**AIM:** Quote the items word for word, starting with the very first line and ending with the line that contains "86, 1336, 122]".

════════════════

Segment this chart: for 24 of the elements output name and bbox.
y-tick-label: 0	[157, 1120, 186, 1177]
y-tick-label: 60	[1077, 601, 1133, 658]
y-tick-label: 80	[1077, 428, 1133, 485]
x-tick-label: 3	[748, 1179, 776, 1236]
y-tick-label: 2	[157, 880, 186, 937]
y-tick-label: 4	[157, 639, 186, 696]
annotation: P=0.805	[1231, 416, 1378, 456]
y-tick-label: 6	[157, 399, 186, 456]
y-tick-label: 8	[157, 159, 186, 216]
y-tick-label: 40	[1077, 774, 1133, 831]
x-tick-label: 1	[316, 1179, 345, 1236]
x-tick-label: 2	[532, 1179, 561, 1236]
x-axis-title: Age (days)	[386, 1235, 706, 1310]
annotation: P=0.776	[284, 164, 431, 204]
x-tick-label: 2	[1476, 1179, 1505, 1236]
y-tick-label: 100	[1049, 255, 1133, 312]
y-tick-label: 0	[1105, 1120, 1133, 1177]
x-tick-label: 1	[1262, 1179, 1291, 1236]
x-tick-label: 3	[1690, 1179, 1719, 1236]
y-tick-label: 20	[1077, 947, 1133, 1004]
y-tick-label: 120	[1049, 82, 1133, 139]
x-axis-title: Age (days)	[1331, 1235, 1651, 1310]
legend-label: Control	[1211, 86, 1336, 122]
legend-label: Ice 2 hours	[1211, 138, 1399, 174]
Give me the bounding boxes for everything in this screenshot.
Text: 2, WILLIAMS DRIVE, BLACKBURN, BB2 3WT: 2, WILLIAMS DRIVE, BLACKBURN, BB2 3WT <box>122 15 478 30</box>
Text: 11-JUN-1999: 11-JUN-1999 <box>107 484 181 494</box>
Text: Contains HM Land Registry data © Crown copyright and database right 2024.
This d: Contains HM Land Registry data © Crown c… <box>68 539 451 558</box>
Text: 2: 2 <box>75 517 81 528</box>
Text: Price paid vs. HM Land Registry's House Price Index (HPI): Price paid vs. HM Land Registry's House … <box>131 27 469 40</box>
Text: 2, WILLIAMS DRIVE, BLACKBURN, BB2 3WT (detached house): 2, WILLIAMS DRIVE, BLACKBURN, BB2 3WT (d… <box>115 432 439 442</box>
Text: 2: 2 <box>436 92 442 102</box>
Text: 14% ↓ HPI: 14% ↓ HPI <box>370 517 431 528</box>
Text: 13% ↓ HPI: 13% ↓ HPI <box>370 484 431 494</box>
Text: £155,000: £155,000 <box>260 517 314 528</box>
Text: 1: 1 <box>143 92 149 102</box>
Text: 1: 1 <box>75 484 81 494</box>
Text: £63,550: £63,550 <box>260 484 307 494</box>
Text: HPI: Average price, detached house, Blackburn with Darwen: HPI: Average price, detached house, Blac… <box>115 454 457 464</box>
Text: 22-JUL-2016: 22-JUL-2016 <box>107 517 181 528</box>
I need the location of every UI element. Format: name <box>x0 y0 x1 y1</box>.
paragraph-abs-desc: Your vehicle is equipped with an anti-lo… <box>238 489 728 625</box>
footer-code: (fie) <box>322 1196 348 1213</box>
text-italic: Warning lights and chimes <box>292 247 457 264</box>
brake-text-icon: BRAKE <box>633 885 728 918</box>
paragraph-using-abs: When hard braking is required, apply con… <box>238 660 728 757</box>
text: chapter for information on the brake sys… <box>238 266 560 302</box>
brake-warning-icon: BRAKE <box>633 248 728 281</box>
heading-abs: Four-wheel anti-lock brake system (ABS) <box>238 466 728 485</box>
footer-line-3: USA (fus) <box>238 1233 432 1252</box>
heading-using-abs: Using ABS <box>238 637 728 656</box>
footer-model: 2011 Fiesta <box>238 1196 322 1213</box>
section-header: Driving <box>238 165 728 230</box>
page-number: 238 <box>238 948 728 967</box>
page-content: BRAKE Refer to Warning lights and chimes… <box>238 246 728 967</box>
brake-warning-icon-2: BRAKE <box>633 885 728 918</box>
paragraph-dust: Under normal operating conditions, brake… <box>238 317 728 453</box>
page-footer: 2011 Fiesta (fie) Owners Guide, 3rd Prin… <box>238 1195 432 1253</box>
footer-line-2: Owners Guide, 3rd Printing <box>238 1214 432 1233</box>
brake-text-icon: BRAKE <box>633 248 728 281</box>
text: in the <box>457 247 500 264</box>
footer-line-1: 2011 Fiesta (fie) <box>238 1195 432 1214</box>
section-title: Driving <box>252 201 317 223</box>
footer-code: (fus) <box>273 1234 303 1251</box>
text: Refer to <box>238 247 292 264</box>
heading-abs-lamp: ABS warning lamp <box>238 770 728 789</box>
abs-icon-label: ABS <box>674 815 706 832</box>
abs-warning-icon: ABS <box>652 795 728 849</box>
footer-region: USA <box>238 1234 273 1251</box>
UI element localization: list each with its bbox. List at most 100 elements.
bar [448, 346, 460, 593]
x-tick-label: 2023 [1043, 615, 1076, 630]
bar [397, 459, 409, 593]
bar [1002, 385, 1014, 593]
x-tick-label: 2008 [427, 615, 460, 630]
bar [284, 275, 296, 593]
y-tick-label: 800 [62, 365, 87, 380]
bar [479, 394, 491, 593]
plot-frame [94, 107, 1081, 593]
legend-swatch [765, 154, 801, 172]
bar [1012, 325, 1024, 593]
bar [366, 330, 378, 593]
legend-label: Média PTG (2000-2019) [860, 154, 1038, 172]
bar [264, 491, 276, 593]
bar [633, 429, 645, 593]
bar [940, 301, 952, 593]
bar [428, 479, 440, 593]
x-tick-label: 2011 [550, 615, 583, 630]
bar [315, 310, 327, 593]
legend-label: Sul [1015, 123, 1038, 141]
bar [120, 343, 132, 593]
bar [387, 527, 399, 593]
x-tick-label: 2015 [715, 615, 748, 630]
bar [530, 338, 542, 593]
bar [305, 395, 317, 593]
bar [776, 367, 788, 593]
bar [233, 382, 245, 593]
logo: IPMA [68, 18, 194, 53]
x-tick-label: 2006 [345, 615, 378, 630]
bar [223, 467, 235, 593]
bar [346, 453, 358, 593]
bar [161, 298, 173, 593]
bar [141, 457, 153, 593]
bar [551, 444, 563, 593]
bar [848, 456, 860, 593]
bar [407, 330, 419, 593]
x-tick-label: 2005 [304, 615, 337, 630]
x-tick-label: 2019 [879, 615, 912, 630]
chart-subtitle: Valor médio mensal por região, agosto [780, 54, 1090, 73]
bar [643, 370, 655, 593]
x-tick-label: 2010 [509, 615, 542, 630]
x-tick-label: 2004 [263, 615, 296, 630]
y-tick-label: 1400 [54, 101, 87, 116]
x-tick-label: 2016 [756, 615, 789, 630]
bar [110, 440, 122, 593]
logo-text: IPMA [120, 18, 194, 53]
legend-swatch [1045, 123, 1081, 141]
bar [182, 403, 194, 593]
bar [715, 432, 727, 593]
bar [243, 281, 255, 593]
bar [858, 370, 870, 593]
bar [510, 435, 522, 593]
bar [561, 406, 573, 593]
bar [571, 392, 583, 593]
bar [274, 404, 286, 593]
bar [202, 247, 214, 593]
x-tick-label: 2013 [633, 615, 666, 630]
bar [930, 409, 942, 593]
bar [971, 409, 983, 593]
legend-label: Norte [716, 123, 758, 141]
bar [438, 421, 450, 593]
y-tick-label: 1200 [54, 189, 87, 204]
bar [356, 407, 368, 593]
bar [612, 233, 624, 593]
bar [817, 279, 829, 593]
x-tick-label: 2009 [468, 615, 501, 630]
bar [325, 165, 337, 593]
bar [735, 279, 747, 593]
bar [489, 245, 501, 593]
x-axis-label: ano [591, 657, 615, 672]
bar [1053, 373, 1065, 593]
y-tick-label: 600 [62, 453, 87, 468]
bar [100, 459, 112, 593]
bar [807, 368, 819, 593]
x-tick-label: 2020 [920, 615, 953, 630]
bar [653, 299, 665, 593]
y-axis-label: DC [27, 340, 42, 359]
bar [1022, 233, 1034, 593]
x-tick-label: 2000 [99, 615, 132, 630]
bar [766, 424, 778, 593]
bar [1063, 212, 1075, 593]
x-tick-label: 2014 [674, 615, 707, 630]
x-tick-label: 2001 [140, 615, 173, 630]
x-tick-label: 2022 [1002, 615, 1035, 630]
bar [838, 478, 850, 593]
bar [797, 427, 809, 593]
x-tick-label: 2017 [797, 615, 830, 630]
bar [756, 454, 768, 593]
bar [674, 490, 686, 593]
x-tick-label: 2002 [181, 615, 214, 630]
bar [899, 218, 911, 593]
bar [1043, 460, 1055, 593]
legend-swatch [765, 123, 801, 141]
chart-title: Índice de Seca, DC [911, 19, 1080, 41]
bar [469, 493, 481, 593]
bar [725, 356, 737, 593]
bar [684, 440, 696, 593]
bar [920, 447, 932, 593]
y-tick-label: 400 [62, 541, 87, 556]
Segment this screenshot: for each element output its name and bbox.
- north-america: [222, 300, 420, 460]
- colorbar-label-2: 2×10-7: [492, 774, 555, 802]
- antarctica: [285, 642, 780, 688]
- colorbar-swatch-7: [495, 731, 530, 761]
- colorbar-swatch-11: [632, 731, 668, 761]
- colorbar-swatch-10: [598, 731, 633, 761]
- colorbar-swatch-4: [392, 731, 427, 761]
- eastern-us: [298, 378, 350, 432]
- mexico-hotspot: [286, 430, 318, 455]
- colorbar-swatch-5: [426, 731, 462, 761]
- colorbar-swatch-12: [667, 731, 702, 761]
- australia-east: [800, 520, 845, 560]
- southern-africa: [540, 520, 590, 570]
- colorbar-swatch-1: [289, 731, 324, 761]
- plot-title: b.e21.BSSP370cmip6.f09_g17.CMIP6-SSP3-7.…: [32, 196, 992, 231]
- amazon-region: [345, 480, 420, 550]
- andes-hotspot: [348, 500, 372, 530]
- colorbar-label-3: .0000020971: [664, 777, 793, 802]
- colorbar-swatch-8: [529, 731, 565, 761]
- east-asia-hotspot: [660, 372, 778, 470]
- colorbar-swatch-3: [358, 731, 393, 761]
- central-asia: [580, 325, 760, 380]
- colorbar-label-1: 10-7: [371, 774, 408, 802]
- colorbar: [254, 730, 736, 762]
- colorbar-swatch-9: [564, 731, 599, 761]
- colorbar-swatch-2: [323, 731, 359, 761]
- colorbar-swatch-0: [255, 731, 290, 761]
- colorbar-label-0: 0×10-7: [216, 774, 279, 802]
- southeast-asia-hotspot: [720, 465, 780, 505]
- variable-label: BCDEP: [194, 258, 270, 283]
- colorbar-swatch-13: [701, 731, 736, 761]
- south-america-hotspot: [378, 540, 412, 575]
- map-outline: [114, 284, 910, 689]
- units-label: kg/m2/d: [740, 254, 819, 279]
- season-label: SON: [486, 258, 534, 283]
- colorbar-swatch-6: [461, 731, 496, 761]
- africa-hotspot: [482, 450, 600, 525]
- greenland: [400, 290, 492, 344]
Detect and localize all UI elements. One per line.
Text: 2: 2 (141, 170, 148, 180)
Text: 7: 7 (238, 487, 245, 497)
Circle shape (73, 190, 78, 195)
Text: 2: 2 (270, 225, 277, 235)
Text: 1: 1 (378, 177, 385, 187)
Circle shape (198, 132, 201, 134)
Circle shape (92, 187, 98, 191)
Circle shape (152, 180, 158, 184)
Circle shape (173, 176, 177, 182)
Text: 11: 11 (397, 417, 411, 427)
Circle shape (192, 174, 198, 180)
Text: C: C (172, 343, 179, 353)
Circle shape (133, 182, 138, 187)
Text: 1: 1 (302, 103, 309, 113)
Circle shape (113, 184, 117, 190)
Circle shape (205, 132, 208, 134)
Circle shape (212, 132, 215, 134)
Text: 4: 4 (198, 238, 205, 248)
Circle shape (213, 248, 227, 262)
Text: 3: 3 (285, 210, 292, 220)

════════════════

**RESPONSE TO THE EXERCISE:**
Segment this chart: for 24 of the elements output name and bbox.
y-tick-label: 0	[157, 1120, 186, 1177]
y-tick-label: 60	[1077, 601, 1133, 658]
y-tick-label: 80	[1077, 428, 1133, 485]
x-tick-label: 3	[748, 1179, 776, 1236]
y-tick-label: 2	[157, 880, 186, 937]
y-tick-label: 4	[157, 639, 186, 696]
annotation: P=0.805	[1231, 416, 1378, 456]
y-tick-label: 6	[157, 399, 186, 456]
y-tick-label: 8	[157, 159, 186, 216]
y-tick-label: 40	[1077, 774, 1133, 831]
x-tick-label: 1	[316, 1179, 345, 1236]
x-tick-label: 2	[532, 1179, 561, 1236]
x-axis-title: Age (days)	[386, 1235, 706, 1310]
annotation: P=0.776	[284, 164, 431, 204]
x-tick-label: 2	[1476, 1179, 1505, 1236]
y-tick-label: 100	[1049, 255, 1133, 312]
y-tick-label: 0	[1105, 1120, 1133, 1177]
x-tick-label: 1	[1262, 1179, 1291, 1236]
x-tick-label: 3	[1690, 1179, 1719, 1236]
y-tick-label: 20	[1077, 947, 1133, 1004]
y-tick-label: 120	[1049, 82, 1133, 139]
x-axis-title: Age (days)	[1331, 1235, 1651, 1310]
legend-label: Control	[1211, 86, 1336, 122]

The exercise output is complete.